### TO DO
1 > Set down, word for word, the stretch of the Pathfinder discussion below from "Having said all" through "tell that story.".
2 > In the Pathfinder discussion below, which two enemies from Wrath of the Righteous are described as long-standing but not really engaged with until that adventure path?

### TEXT SECTION
begin
In my view, the ideal state of a TTRPG setting is that the developers give us the tools with which to tell our own stories. We can't have exactly that in Pathfinder, the time for that is long past. But, I do feel that the player characters should get to be the heroes and do the heroic things and be the main characters at their tables.

Having said all that, I don't need this to happen tomorrow. Doesn't need to be the next AP. Him remaining as a big mover/shaker in the setting is fine.

But he also can't be around forever because at a certain point he needs to go on the offensive and a side effect of him being so absurdly powerful is that there's very little else in the setting that can check him. Shorshen & Baba Yaga, sure, but outside of those two or a new party of mythic heroes, eventually the question of "why hasn't he just conquered X yet" is going to start coming up.


Pathfinder Adventure Path Subscriber

I think my point is being missed. You absolutely should tell the story of defeating the whispering Tyrant if that is what you want to do. Maybe we will even get some stats and settlements and additional monsters to make it easier for you to tell that story.

But I think making it into an AP is going to be highly disappointing and unsatisfactory for the setting. It is going to end up a heavy handed railroad of an AP that has to dance around how it has you interact with all the other legendary Goliarion people you are going to interact with pursuing the end of the Tyrant. He has a host of enemies all of which will be clamoring to get in on the action.

As a homebrew, this is great! The whole world can shift and reshape based upon the build of your party and who it makes sense for them to work with. For an AP, there isn’t the page space to keep this open ended. It is going to be one organization or nation or small set of organization, but every option added is a step away from getting deeper into the adventure.

There is only so much book space. Look at how APs are generally designed. The social/organization building you do around the railroaded set piece encounters are always figures new to the setting or feature one big name, but an incredibly localized big wig where the default consequences of that interaction end up having a narrow impact on the setting because the setting is bigger than the APs. Even in wrath of the righteous, Baphomet and Deskari are enemies who have been around a long time, and mentioned in lore, but not really engaged with until this AP. Players need Villains who get built up over the AP. I don’t think it is impossible to do, but I think that it has a high chance of being very disappointing.
end
### ENTRIES
begin
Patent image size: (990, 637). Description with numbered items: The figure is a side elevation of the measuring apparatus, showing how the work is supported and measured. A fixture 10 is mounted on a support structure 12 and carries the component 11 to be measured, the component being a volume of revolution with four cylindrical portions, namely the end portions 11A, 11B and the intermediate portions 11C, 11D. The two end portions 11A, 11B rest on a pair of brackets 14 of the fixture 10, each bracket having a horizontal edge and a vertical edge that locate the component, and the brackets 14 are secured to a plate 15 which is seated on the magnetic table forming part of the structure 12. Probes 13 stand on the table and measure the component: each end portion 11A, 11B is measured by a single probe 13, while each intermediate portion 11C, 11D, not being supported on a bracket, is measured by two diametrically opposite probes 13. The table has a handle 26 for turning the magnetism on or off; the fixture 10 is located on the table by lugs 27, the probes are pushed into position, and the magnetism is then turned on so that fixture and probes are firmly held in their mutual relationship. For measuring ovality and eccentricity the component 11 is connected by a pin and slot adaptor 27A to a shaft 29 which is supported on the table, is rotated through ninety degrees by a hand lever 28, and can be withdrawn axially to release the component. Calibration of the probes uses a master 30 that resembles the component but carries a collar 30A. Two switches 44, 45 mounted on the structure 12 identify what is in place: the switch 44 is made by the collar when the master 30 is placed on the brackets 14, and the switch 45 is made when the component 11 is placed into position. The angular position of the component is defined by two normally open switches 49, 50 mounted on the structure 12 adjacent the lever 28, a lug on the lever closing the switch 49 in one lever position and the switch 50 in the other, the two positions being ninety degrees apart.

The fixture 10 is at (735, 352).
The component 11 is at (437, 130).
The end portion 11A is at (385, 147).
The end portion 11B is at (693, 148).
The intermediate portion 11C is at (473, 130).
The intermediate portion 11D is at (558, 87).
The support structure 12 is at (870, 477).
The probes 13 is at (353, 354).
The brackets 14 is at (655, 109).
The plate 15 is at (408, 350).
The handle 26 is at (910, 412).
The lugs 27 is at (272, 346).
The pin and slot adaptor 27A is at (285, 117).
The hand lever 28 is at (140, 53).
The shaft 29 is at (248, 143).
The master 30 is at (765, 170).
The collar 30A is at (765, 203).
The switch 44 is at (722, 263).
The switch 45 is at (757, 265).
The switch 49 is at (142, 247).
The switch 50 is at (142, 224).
end
### SOLVED TASKS
1 >
Having said all that, I don't need this to happen tomorrow. Doesn't need to be the next AP. Him remaining as a big mover/shaker in the setting is fine.

But he also can't be around forever because at a certain point he needs to go on the offensive and a side effect of him being so absurdly powerful is that there's very little else in the setting that can check him. Shorshen & Baba Yaga, sure, but outside of those two or a new party of mythic heroes, eventually the question of "why hasn't he just conquered X yet" is going to start coming up.


Pathfinder Adventure Path Subscriber

I think my point is being missed. You absolutely should tell the story of defeating the whispering Tyrant if that is what you want to do. Maybe we will even get some stats and settlements and additional monsters to make it easier for you to tell that story.

2 > Baphomet and Deskari.